- WRITTEN REQUEST
Gather all lines in the entries that include the word "They".

- ENTRIES SUPPLIED
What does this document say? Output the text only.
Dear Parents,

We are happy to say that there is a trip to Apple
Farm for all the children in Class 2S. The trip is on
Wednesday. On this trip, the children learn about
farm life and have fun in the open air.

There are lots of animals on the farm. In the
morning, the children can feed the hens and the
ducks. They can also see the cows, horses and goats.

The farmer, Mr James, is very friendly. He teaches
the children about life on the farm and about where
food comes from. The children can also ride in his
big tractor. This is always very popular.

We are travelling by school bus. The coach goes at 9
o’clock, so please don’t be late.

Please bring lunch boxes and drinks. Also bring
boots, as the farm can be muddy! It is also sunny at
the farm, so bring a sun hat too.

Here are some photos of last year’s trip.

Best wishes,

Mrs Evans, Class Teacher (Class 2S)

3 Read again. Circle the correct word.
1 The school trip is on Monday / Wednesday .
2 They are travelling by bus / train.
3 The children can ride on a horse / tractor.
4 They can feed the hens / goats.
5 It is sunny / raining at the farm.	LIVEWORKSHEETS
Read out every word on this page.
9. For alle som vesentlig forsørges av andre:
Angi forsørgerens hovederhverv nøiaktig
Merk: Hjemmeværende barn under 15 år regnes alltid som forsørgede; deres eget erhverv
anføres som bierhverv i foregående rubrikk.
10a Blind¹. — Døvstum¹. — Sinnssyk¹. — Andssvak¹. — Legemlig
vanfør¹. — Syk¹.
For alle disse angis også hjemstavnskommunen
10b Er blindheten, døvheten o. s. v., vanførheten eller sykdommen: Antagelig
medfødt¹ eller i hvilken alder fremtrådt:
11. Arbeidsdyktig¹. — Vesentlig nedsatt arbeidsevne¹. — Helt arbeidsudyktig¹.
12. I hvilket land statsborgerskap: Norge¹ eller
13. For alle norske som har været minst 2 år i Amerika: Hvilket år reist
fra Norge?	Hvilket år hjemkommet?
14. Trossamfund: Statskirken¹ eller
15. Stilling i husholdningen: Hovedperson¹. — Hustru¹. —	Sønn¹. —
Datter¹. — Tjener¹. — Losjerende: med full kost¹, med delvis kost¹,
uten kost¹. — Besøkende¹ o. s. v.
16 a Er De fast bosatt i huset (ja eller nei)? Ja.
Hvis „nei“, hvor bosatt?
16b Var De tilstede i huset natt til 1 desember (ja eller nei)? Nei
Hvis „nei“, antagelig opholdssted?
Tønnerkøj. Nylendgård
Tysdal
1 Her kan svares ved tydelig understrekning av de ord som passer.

- SOLUTION FOR THIS EXERCISE
ducks. They can also see the cows, horses and goats.
2 They are travelling by bus / train.
4 They can feed the hens / goats.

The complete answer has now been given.